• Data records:
# # # #
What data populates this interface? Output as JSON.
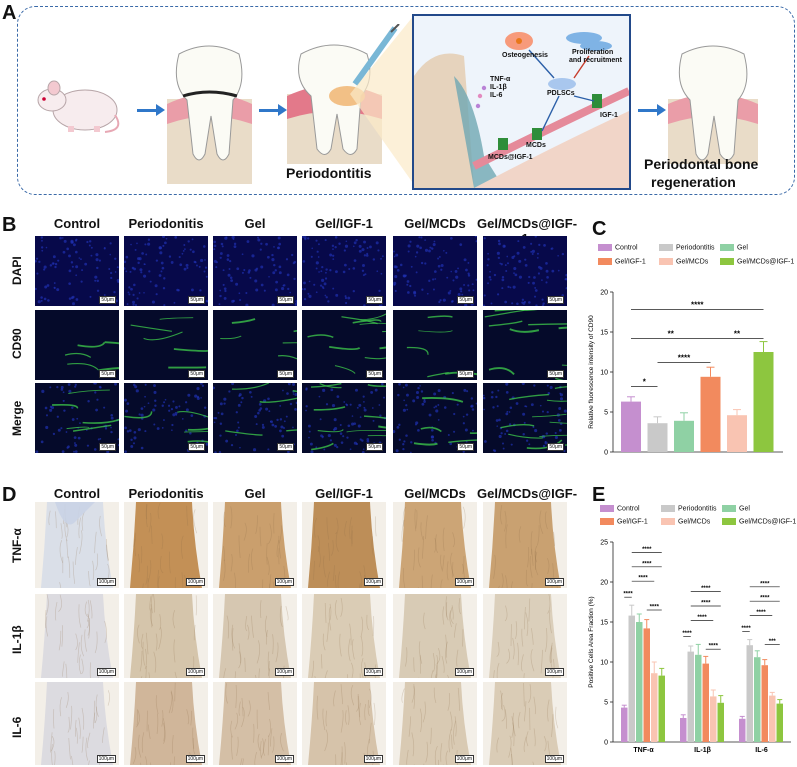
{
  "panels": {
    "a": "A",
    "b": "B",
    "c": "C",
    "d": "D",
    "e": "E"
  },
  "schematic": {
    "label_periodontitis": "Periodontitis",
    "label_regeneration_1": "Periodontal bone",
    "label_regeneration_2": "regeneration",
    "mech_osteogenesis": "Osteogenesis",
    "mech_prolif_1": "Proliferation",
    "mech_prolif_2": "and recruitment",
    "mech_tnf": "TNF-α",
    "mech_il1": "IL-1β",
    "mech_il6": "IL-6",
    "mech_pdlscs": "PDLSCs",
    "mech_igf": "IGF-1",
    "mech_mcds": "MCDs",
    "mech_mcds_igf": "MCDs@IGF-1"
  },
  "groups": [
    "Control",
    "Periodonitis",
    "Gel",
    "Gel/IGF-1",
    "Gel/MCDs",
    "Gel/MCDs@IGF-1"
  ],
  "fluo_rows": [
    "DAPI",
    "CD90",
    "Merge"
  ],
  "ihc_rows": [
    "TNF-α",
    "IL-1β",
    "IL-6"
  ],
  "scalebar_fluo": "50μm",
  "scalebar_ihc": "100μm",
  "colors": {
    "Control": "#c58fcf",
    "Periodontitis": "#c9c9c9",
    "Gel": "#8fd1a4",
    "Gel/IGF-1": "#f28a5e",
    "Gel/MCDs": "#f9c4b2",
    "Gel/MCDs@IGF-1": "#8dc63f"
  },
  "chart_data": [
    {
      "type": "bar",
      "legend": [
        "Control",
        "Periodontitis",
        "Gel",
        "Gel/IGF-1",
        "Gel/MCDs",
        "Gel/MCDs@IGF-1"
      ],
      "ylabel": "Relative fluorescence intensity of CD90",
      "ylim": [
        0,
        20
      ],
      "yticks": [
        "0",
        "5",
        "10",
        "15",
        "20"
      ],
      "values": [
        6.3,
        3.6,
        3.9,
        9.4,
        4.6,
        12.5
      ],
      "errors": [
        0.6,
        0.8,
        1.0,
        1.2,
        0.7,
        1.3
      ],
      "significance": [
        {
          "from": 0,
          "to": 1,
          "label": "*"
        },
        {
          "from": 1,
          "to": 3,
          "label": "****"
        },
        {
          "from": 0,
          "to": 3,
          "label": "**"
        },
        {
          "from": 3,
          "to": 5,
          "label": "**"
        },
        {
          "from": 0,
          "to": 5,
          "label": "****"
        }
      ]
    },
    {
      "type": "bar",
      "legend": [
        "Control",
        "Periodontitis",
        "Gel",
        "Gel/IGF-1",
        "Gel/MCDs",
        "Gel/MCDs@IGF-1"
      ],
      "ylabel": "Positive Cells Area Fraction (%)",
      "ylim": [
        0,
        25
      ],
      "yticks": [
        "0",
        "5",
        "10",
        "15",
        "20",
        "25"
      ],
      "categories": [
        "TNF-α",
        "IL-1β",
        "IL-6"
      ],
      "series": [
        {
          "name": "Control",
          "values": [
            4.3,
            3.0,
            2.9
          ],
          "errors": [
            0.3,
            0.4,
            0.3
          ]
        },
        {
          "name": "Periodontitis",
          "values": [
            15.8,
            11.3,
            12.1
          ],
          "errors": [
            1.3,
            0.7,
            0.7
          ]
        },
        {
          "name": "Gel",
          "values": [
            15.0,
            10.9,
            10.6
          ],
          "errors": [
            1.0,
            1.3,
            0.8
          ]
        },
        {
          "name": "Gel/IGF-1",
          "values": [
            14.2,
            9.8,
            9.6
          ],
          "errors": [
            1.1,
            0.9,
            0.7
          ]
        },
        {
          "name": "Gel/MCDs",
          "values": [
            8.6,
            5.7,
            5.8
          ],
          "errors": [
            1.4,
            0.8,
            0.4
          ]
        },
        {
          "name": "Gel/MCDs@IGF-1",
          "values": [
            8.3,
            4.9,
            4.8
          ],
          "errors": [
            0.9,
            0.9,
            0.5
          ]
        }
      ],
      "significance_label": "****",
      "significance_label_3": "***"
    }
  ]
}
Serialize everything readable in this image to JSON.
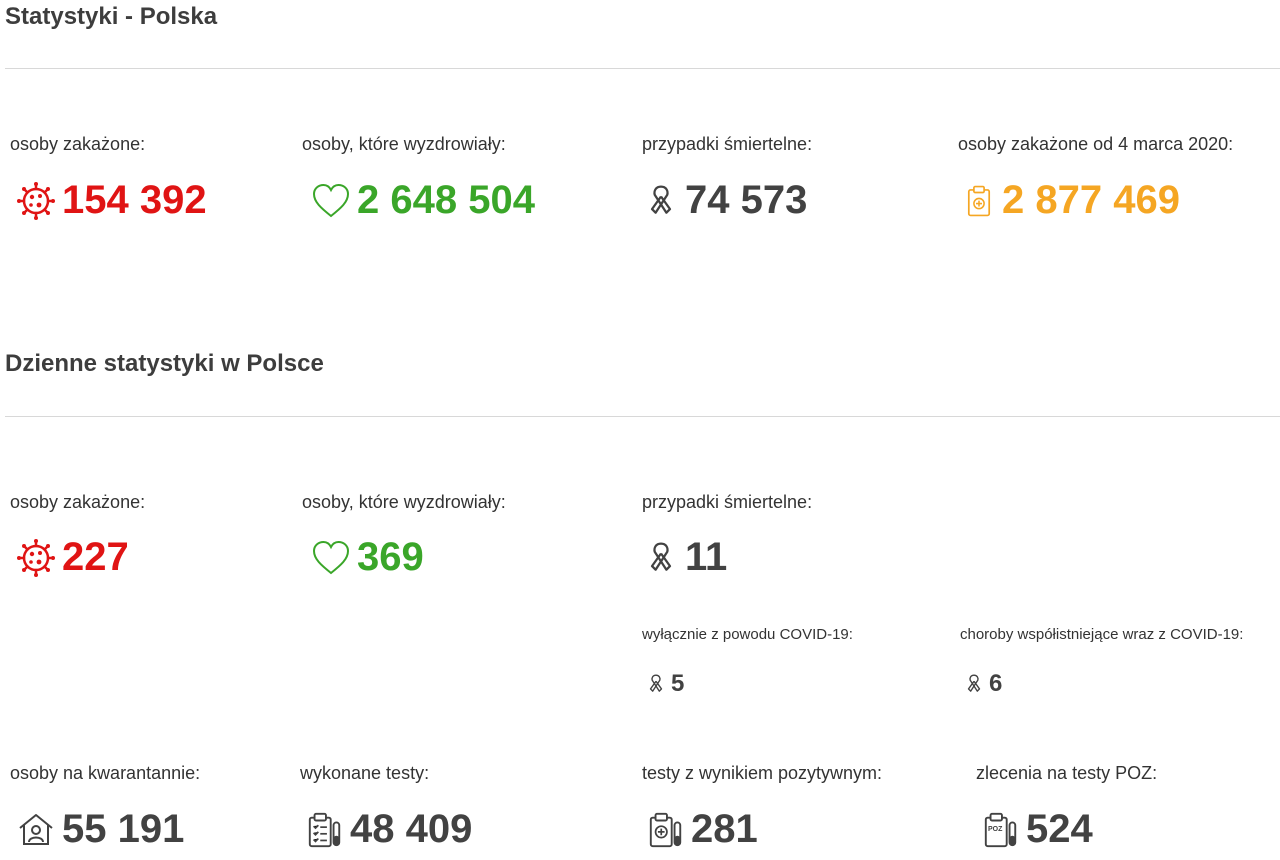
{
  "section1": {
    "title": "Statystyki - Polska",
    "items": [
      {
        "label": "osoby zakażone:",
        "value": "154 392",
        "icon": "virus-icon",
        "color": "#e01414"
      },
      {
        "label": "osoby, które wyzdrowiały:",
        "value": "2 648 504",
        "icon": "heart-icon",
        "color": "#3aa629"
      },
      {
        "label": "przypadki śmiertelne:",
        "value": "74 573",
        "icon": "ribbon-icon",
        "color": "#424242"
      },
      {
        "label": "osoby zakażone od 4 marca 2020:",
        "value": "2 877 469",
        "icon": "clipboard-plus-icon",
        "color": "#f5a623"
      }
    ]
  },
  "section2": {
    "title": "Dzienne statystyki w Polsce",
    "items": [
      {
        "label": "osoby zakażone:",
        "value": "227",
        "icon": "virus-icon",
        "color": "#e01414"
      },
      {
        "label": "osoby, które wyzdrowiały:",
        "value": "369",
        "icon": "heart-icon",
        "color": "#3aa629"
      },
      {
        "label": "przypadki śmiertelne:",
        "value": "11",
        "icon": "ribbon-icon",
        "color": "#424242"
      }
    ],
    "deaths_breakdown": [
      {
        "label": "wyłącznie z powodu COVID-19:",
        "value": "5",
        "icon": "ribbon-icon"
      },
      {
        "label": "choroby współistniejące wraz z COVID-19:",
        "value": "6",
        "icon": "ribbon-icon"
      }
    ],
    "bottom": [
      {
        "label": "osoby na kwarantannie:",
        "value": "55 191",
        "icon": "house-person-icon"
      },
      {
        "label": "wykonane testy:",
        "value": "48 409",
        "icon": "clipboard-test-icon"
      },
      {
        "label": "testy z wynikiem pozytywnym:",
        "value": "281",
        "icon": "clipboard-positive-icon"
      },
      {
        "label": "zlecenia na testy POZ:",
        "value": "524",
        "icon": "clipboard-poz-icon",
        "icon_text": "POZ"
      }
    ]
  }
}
# # # #
• Goal of the exercise:
In the records above, find each line that holds the word "name"; copy all such lines.

• Result of the exercise:
          "name": "Control",
          "name": "Periodontitis",
          "name": "Gel",
          "name": "Gel/IGF-1",
          "name": "Gel/MCDs",
          "name": "Gel/MCDs@IGF-1",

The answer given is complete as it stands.